Input rows -
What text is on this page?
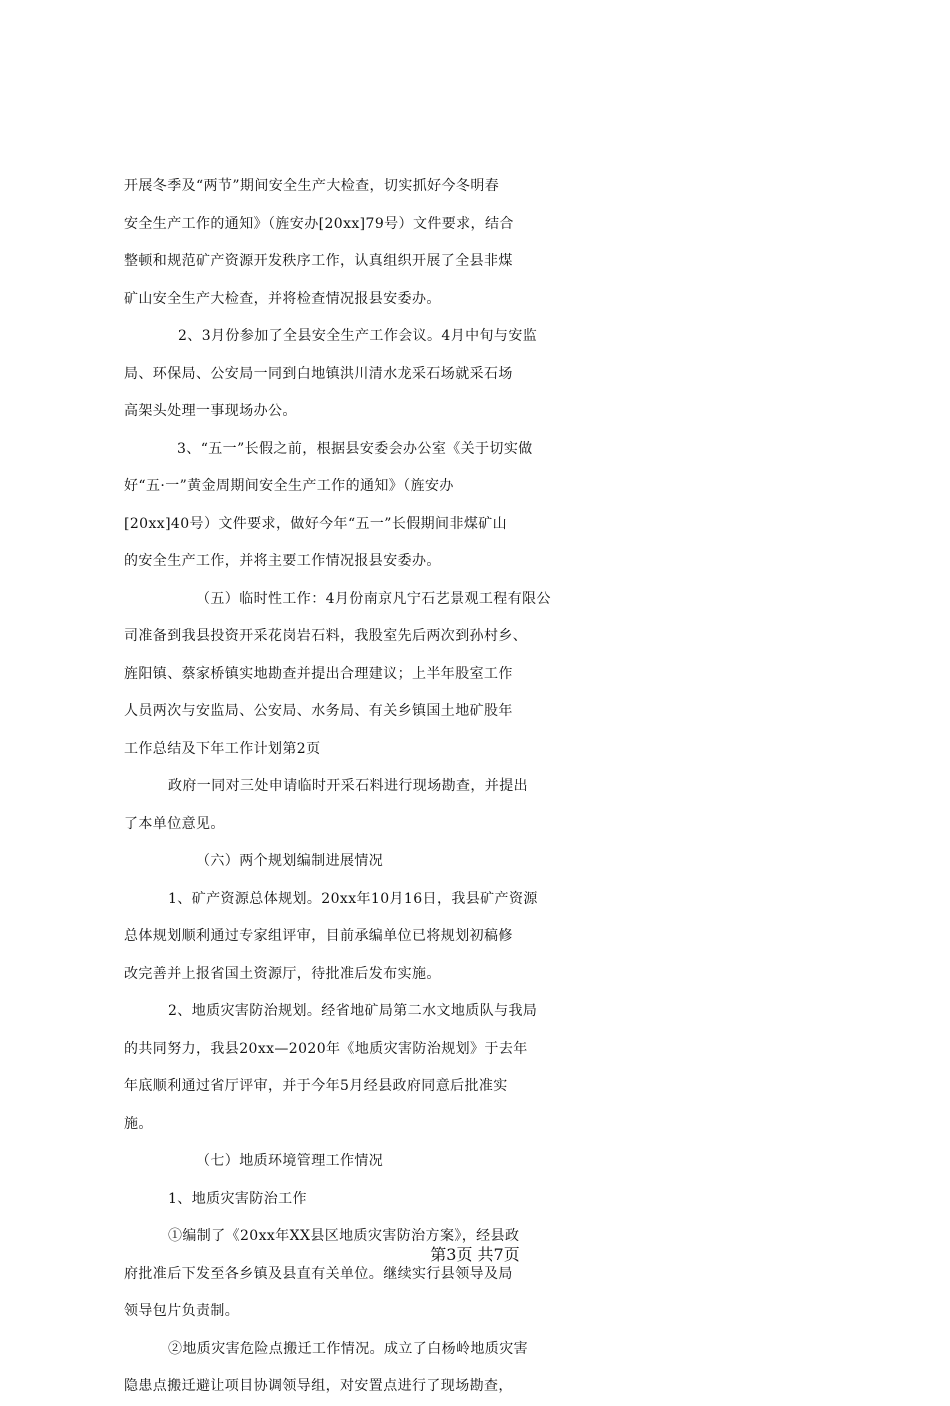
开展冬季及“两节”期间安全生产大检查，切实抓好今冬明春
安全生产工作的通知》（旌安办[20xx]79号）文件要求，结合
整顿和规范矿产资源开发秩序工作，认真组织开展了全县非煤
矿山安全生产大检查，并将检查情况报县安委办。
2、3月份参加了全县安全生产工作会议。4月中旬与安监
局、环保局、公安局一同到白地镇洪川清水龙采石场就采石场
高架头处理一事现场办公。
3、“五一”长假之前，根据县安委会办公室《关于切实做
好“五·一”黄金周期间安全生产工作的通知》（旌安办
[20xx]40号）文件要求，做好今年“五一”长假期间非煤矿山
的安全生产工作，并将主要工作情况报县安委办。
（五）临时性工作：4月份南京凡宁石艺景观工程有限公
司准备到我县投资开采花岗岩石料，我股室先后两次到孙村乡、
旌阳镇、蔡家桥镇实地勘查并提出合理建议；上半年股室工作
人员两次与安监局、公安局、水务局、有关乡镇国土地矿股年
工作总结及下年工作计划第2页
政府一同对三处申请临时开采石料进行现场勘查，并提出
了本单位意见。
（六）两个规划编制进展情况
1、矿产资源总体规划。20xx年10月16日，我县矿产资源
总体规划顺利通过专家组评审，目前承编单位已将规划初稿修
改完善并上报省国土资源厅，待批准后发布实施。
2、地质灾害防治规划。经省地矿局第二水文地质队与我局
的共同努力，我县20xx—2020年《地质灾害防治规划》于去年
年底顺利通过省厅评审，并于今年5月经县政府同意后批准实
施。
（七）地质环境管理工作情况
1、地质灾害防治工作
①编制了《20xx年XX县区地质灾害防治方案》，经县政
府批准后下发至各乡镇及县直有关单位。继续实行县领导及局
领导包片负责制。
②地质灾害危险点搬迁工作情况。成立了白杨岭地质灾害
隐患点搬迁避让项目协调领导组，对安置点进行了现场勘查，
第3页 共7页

---

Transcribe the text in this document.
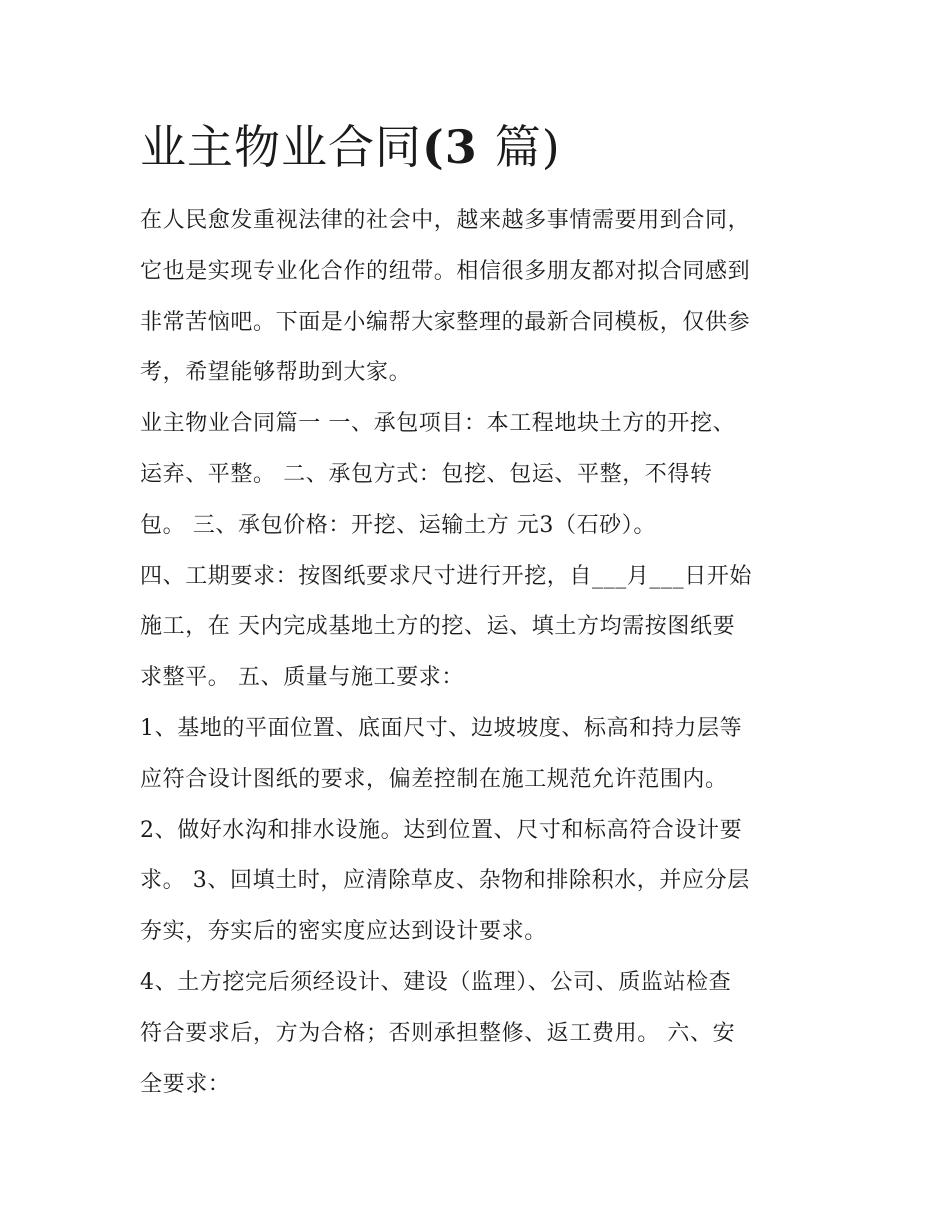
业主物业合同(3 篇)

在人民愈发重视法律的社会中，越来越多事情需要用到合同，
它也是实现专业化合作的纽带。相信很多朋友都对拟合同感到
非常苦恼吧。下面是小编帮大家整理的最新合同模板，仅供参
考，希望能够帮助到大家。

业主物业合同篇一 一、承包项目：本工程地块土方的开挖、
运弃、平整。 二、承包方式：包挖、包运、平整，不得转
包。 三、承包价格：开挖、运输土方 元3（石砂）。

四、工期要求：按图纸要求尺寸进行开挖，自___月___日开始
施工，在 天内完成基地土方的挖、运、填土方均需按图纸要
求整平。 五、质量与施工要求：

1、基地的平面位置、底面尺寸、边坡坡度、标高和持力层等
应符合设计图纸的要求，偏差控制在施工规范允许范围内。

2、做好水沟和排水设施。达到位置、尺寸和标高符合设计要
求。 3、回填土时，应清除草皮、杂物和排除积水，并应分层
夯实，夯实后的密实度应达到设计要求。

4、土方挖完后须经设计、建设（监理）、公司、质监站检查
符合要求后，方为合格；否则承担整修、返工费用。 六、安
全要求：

Job -
Your task is to collect every line above that contains the word "this".

Correct answer -
What text is on this page?
Transcribe the text in this document.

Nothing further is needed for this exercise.